(begin)
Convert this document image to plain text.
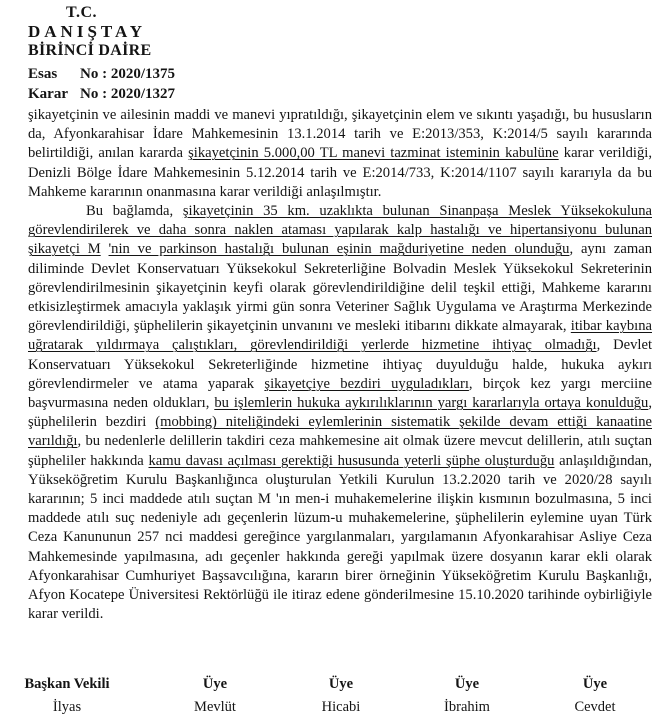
T.C.
DANIŞTAY
BİRİNCİ DAİRE
Esas No : 2020/1375
Karar No : 2020/1327

şikayetçinin ve ailesinin maddi ve manevi yıpratıldığı, şikayetçinin elem ve sıkıntı yaşadığı, bu hususların da, Afyonkarahisar İdare Mahkemesinin 13.1.2014 tarih ve E:2013/353, K:2014/5 sayılı kararında belirtildiği, anılan kararda şikayetçinin 5.000,00 TL manevi tazminat isteminin kabulüne karar verildiği, Denizli Bölge İdare Mahkemesinin 5.12.2014 tarih ve E:2014/733, K:2014/1107 sayılı kararıyla da bu Mahkeme kararının onanmasına karar verildiği anlaşılmıştır.

Bu bağlamda, şikayetçinin 35 km. uzaklıkta bulunan Sinanpaşa Meslek Yüksekokuluna görevlendirilerek ve daha sonra naklen ataması yapılarak kalp hastalığı ve hipertansiyonu bulunan şikayetçi M 'nin ve parkinson hastalığı bulunan eşinin mağduriyetine neden olunduğu, aynı zaman diliminde Devlet Konservatuarı Yüksekokul Sekreterliğine Bolvadin Meslek Yüksekokul Sekreterinin görevlendirilmesinin şikayetçinin keyfi olarak görevlendirildiğine delil teşkil ettiği, Mahkeme kararını etkisizleştirmek amacıyla yaklaşık yirmi gün sonra Veteriner Sağlık Uygulama ve Araştırma Merkezinde görevlendirildiği, şüphelilerin şikayetçinin unvanını ve mesleki itibarını dikkate almayarak, itibar kaybına uğratarak yıldırmaya çalıştıkları, görevlendirildiği yerlerde hizmetine ihtiyaç olmadığı, Devlet Konservatuarı Yüksekokul Sekreterliğinde hizmetine ihtiyaç duyulduğu halde, hukuka aykırı görevlendirmeler ve atama yaparak şikayetçiye bezdiri uyguladıkları, birçok kez yargı merciine başvurmasına neden oldukları, bu işlemlerin hukuka aykırılıklarının yargı kararlarıyla ortaya konulduğu, şüphelilerin bezdiri (mobbing) niteliğindeki eylemlerinin sistematik şekilde devam ettiği kanaatine varıldığı, bu nedenlerle delillerin takdiri ceza mahkemesine ait olmak üzere mevcut delillerin, atılı suçtan şüpheliler hakkında kamu davası açılması gerektiği hususunda yeterli şüphe oluşturduğu anlaşıldığından, Yükseköğretim Kurulu Başkanlığınca oluşturulan Yetkili Kurulun 13.2.2020 tarih ve 2020/28 sayılı kararının; 5 inci maddede atılı suçtan M 'ın men-i muhakemelerine ilişkin kısmının bozulmasına, 5 inci maddede atılı suç nedeniyle adı geçenlerin lüzum-u muhakemelerine, şüphelilerin eylemine uyan Türk Ceza Kanununun 257 nci maddesi gereğince yargılanmaları, yargılamanın Afyonkarahisar Asliye Ceza Mahkemesinde yapılmasına, adı geçenler hakkında gereği yapılmak üzere dosyanın karar ekli olarak Afyonkarahisar Cumhuriyet Başsavcılığına, kararın birer örneğinin Yükseköğretim Kurulu Başkanlığı, Afyon Kocatepe Üniversitesi Rektörlüğü ile itiraz edene gönderilmesine 15.10.2020 tarihinde oybirliğiyle karar verildi.

Başkan Vekili
İlyas
Üye
Mevlüt
Üye
Hicabi
Üye
İbrahim
Üye
Cevdet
(end)
# Work to complete
Reproduce the full listing faithfully, but do not carry over any pictures.

# Response to the exercise
Convert this document image to plain text.
T.C.
DANIŞTAY
BİRİNCİ DAİRE
Esas No : 2020/1375
Karar No : 2020/1327

şikayetçinin ve ailesinin maddi ve manevi yıpratıldığı, şikayetçinin elem ve sıkıntı yaşadığı, bu hususların da, Afyonkarahisar İdare Mahkemesinin 13.1.2014 tarih ve E:2013/353, K:2014/5 sayılı kararında belirtildiği, anılan kararda şikayetçinin 5.000,00 TL manevi tazminat isteminin kabulüne karar verildiği, Denizli Bölge İdare Mahkemesinin 5.12.2014 tarih ve E:2014/733, K:2014/1107 sayılı kararıyla da bu Mahkeme kararının onanmasına karar verildiği anlaşılmıştır.

Bu bağlamda, şikayetçinin 35 km. uzaklıkta bulunan Sinanpaşa Meslek Yüksekokuluna görevlendirilerek ve daha sonra naklen ataması yapılarak kalp hastalığı ve hipertansiyonu bulunan şikayetçi M 'nin ve parkinson hastalığı bulunan eşinin mağduriyetine neden olunduğu, aynı zaman diliminde Devlet Konservatuarı Yüksekokul Sekreterliğine Bolvadin Meslek Yüksekokul Sekreterinin görevlendirilmesinin şikayetçinin keyfi olarak görevlendirildiğine delil teşkil ettiği, Mahkeme kararını etkisizleştirmek amacıyla yaklaşık yirmi gün sonra Veteriner Sağlık Uygulama ve Araştırma Merkezinde görevlendirildiği, şüphelilerin şikayetçinin unvanını ve mesleki itibarını dikkate almayarak, itibar kaybına uğratarak yıldırmaya çalıştıkları, görevlendirildiği yerlerde hizmetine ihtiyaç olmadığı, Devlet Konservatuarı Yüksekokul Sekreterliğinde hizmetine ihtiyaç duyulduğu halde, hukuka aykırı görevlendirmeler ve atama yaparak şikayetçiye bezdiri uyguladıkları, birçok kez yargı merciine başvurmasına neden oldukları, bu işlemlerin hukuka aykırılıklarının yargı kararlarıyla ortaya konulduğu, şüphelilerin bezdiri (mobbing) niteliğindeki eylemlerinin sistematik şekilde devam ettiği kanaatine varıldığı, bu nedenlerle delillerin takdiri ceza mahkemesine ait olmak üzere mevcut delillerin, atılı suçtan şüpheliler hakkında kamu davası açılması gerektiği hususunda yeterli şüphe oluşturduğu anlaşıldığından, Yükseköğretim Kurulu Başkanlığınca oluşturulan Yetkili Kurulun 13.2.2020 tarih ve 2020/28 sayılı kararının; 5 inci maddede atılı suçtan M 'ın men-i muhakemelerine ilişkin kısmının bozulmasına, 5 inci maddede atılı suç nedeniyle adı geçenlerin lüzum-u muhakemelerine, şüphelilerin eylemine uyan Türk Ceza Kanununun 257 nci maddesi gereğince yargılanmaları, yargılamanın Afyonkarahisar Asliye Ceza Mahkemesinde yapılmasına, adı geçenler hakkında gereği yapılmak üzere dosyanın karar ekli olarak Afyonkarahisar Cumhuriyet Başsavcılığına, kararın birer örneğinin Yükseköğretim Kurulu Başkanlığı, Afyon Kocatepe Üniversitesi Rektörlüğü ile itiraz edene gönderilmesine 15.10.2020 tarihinde oybirliğiyle karar verildi.

Başkan Vekili
İlyas
Üye
Mevlüt
Üye
Hicabi
Üye
İbrahim
Üye
Cevdet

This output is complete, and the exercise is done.